"""

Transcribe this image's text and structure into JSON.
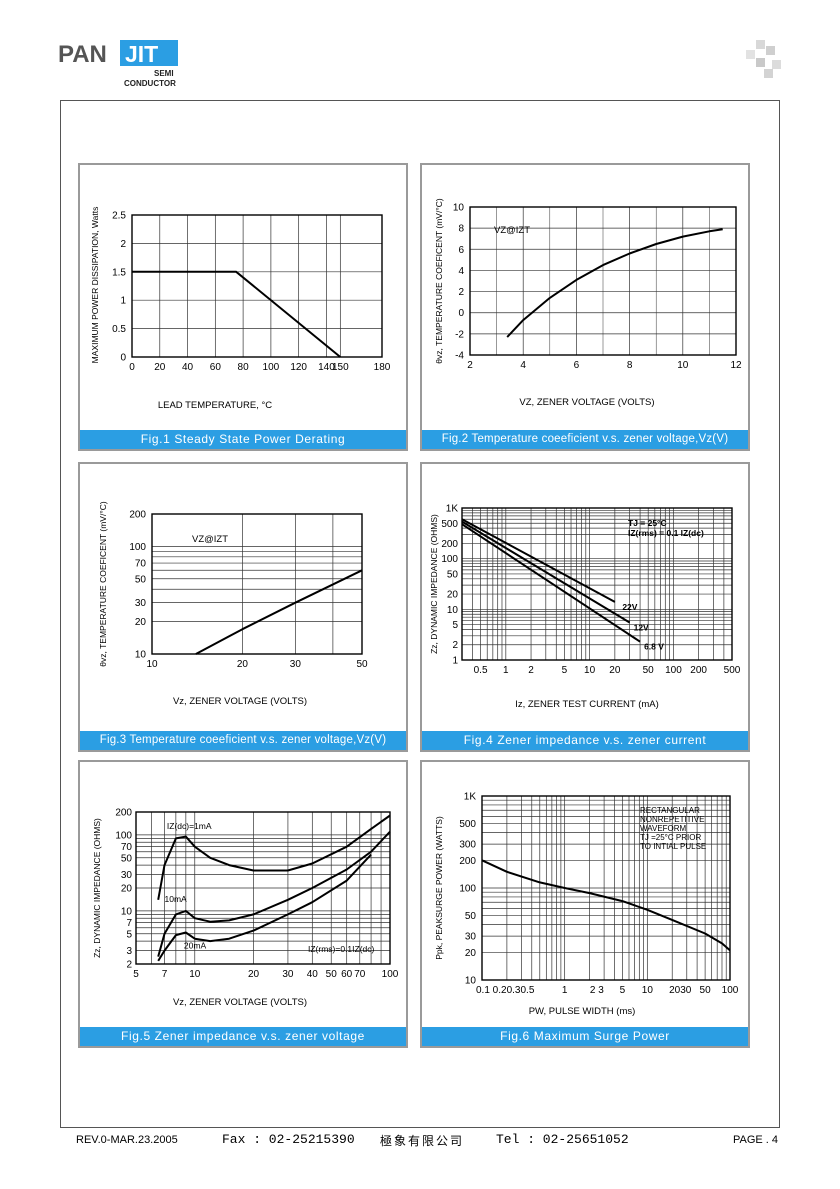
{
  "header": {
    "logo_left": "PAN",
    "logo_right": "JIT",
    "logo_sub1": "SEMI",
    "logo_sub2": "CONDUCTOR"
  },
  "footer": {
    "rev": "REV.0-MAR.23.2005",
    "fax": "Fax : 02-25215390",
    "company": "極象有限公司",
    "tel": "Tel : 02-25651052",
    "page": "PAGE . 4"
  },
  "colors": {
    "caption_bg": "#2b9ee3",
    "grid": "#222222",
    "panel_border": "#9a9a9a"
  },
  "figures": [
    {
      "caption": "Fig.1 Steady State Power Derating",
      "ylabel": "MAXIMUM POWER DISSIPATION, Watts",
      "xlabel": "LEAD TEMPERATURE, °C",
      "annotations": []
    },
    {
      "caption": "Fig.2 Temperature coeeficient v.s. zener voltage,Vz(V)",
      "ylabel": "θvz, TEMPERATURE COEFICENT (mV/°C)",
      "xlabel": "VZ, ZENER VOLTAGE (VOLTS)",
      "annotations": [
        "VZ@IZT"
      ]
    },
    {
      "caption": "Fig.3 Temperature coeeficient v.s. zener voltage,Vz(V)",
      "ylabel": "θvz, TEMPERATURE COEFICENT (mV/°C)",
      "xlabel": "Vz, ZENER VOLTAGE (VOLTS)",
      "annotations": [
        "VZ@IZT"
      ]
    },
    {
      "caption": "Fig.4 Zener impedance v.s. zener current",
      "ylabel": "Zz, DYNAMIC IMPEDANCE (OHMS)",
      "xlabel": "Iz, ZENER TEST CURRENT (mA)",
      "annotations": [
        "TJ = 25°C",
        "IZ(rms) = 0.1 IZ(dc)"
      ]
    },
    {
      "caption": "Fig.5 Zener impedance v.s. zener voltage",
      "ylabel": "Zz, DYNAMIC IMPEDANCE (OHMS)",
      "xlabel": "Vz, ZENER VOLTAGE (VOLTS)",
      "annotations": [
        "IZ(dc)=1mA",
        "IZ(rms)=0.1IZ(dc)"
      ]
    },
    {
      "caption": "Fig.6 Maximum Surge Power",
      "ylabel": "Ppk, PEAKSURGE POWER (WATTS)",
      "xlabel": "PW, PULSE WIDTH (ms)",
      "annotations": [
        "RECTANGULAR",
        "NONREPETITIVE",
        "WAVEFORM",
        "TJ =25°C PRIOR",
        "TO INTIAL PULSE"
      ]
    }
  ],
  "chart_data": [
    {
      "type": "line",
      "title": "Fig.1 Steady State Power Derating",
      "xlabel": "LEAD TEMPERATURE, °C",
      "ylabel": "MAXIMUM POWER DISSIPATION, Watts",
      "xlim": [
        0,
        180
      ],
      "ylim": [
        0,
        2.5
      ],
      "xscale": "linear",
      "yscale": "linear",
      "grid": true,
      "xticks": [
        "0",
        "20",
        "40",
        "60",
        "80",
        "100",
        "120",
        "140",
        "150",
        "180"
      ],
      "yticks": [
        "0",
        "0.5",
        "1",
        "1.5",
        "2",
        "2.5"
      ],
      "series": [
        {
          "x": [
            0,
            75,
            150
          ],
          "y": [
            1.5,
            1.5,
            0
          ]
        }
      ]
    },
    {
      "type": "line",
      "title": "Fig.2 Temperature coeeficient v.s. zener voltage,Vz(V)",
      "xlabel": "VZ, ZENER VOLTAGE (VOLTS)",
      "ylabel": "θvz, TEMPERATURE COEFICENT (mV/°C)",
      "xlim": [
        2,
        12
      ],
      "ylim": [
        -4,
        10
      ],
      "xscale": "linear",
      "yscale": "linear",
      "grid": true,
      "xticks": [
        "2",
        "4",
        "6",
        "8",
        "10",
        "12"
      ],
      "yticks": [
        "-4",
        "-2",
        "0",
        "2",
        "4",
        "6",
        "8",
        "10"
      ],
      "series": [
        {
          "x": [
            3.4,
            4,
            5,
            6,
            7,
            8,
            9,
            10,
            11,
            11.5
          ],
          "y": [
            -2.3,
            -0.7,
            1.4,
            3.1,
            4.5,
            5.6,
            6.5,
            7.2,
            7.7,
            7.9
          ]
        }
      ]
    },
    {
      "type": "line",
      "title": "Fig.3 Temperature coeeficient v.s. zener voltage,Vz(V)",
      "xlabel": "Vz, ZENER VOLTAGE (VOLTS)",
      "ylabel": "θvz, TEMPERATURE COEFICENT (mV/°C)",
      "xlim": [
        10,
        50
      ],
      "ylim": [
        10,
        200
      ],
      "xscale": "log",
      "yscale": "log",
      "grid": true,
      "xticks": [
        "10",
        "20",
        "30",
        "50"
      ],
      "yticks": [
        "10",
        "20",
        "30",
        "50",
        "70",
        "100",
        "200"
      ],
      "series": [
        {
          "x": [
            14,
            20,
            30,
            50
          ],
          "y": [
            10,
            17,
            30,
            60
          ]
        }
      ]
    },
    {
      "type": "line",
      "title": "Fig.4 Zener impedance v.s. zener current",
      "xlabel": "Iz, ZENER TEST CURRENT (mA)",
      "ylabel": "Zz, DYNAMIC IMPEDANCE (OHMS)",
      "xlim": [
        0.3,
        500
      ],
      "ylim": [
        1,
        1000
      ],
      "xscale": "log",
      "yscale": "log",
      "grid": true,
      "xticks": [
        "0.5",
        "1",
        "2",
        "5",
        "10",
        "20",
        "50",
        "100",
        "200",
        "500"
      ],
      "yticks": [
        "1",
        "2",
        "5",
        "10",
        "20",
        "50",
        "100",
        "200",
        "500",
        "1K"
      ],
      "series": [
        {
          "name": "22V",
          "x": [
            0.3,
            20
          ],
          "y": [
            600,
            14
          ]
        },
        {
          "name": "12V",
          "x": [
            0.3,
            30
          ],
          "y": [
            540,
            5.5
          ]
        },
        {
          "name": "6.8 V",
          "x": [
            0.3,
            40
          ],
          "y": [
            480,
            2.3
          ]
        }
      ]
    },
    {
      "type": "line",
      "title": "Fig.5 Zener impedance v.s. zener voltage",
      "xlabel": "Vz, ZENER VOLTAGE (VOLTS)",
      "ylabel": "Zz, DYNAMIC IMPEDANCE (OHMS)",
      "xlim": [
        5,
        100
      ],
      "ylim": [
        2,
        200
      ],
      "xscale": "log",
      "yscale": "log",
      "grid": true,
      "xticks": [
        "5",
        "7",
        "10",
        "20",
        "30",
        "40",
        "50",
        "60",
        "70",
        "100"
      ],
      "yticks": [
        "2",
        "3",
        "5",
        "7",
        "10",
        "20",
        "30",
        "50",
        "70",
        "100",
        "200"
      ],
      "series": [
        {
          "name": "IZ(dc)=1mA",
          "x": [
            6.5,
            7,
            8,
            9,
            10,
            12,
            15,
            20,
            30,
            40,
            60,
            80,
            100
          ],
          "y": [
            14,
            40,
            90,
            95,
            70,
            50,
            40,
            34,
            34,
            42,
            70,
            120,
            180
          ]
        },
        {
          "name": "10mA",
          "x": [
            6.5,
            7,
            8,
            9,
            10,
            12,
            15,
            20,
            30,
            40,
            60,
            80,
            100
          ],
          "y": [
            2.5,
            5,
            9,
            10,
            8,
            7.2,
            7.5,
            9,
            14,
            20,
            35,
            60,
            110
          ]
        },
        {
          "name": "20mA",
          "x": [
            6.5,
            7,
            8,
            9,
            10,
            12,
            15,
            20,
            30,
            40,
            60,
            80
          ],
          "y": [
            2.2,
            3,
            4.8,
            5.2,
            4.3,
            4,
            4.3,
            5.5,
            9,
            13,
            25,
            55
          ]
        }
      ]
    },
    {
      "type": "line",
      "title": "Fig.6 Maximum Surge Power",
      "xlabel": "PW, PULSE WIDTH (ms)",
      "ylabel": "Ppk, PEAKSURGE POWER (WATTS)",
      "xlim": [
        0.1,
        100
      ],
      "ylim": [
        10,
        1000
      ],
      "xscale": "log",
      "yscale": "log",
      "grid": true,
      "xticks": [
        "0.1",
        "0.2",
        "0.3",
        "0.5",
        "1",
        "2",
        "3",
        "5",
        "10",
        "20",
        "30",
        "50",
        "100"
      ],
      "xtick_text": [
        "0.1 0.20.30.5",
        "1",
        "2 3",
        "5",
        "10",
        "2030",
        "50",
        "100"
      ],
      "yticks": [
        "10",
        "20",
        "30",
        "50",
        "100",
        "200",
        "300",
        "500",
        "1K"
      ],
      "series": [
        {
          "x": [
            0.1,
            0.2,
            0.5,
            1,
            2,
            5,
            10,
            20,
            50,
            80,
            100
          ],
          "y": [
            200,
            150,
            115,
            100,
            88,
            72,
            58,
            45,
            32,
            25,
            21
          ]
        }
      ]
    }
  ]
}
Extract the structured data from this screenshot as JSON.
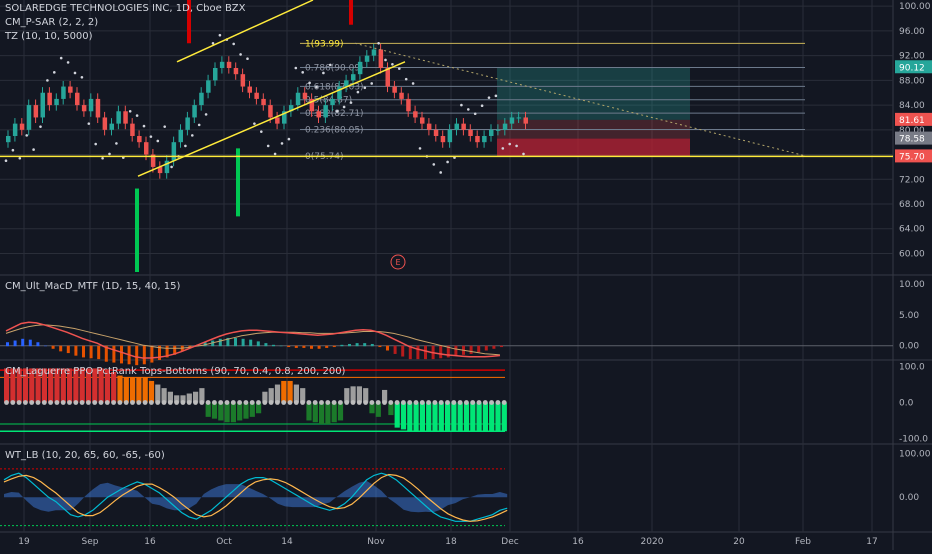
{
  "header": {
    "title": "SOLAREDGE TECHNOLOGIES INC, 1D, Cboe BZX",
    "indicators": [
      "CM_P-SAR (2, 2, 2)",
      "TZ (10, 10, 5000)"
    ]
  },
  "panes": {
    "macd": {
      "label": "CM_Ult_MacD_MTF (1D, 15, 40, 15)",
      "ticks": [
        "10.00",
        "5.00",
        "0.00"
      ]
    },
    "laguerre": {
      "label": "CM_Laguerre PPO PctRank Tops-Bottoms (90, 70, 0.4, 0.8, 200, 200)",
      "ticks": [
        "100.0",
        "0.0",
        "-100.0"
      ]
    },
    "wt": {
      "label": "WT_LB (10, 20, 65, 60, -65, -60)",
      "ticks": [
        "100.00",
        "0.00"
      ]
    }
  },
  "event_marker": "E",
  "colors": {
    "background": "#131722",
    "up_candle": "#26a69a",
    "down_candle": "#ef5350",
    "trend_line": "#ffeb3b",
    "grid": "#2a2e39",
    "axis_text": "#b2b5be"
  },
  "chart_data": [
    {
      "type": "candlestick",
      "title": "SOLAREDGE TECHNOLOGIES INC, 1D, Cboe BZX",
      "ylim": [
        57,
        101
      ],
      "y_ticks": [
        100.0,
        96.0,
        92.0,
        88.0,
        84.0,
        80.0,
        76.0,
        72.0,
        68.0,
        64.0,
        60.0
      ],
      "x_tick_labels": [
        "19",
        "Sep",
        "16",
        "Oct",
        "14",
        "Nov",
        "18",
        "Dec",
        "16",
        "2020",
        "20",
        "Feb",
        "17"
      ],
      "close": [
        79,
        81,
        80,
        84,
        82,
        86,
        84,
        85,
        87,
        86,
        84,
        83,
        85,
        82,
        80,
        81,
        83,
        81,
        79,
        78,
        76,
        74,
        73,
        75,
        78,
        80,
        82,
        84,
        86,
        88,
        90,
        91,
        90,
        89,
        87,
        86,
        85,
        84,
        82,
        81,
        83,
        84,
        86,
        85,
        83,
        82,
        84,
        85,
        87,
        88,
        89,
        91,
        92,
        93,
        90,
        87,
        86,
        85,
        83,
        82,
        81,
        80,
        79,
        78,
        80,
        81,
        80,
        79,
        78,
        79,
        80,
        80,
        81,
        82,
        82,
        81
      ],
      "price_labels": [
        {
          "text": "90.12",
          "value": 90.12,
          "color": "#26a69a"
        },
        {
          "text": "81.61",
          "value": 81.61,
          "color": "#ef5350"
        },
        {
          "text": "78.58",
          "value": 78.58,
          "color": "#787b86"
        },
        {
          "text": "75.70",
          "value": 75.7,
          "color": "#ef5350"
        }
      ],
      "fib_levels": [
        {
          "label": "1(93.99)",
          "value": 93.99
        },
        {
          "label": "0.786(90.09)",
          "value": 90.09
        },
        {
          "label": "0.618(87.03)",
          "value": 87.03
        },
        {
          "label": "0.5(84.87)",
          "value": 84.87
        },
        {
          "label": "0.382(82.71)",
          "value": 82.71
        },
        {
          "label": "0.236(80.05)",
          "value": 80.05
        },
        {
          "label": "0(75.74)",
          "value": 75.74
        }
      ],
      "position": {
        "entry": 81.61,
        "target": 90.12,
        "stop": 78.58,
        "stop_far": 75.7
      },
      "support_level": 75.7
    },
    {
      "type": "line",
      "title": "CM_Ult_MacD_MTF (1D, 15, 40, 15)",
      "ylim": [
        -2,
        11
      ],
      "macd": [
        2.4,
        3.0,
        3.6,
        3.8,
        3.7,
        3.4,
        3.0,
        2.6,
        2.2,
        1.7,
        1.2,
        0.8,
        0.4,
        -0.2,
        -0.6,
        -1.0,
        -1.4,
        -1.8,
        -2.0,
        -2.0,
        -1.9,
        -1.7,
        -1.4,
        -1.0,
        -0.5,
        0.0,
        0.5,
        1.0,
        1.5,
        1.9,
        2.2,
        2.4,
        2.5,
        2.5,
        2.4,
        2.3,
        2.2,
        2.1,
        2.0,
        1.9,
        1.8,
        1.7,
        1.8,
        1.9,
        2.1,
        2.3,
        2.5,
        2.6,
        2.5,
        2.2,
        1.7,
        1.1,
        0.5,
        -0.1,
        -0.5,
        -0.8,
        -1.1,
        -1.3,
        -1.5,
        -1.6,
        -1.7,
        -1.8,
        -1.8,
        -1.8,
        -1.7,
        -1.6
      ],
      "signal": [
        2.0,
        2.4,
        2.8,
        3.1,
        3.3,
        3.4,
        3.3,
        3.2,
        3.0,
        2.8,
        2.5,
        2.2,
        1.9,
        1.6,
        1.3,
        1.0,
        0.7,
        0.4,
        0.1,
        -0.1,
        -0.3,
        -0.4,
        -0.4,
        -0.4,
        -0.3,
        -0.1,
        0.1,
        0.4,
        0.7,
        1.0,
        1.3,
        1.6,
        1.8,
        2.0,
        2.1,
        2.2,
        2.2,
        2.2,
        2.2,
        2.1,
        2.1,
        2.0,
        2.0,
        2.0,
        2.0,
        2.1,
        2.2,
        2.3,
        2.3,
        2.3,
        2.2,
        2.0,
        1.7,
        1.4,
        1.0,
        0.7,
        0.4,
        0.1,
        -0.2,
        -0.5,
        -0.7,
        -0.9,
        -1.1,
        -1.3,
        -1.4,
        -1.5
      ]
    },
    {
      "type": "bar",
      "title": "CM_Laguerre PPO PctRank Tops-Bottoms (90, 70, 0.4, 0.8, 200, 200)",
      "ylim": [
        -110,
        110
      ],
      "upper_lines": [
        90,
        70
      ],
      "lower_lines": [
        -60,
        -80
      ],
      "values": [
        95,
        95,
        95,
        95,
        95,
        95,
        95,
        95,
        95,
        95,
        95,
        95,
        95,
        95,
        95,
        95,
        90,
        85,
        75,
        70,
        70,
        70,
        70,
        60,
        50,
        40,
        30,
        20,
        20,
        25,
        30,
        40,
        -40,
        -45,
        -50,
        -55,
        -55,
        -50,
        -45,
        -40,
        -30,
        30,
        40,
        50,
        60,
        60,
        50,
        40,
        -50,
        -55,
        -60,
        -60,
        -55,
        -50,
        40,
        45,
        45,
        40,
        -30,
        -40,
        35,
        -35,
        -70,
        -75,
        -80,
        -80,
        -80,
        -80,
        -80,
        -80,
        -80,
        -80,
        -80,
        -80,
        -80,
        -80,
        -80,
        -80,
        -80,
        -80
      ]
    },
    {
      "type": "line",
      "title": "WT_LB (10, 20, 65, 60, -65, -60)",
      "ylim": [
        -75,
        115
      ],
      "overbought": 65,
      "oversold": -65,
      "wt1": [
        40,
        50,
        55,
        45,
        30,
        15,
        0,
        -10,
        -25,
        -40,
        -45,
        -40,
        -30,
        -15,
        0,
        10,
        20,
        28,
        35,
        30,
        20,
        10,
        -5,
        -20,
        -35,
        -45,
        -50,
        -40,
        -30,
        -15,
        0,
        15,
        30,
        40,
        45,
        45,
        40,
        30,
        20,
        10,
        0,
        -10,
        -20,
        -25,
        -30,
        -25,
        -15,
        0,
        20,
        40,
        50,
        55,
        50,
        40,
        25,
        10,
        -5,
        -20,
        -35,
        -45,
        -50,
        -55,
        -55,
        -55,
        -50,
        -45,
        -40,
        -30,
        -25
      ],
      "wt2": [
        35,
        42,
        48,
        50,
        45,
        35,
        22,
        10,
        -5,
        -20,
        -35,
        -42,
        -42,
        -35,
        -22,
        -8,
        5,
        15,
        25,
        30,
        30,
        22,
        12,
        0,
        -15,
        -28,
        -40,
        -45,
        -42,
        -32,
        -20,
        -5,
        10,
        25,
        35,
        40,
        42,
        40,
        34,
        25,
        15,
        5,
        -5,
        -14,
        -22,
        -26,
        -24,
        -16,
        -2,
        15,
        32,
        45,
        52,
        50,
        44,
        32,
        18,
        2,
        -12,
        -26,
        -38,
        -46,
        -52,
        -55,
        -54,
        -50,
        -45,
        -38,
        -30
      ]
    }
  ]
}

"""

__STATED EXERCISE__
Out of the preceding entries, pull every line containing the string "coeeficient".

__OUTPUT FOR THIS EXERCISE__
      "caption": "Fig.2 Temperature coeeficient v.s. zener voltage,Vz(V)",
      "caption": "Fig.3 Temperature coeeficient v.s. zener voltage,Vz(V)",
      "title": "Fig.2 Temperature coeeficient v.s. zener voltage,Vz(V)",
      "title": "Fig.3 Temperature coeeficient v.s. zener voltage,Vz(V)",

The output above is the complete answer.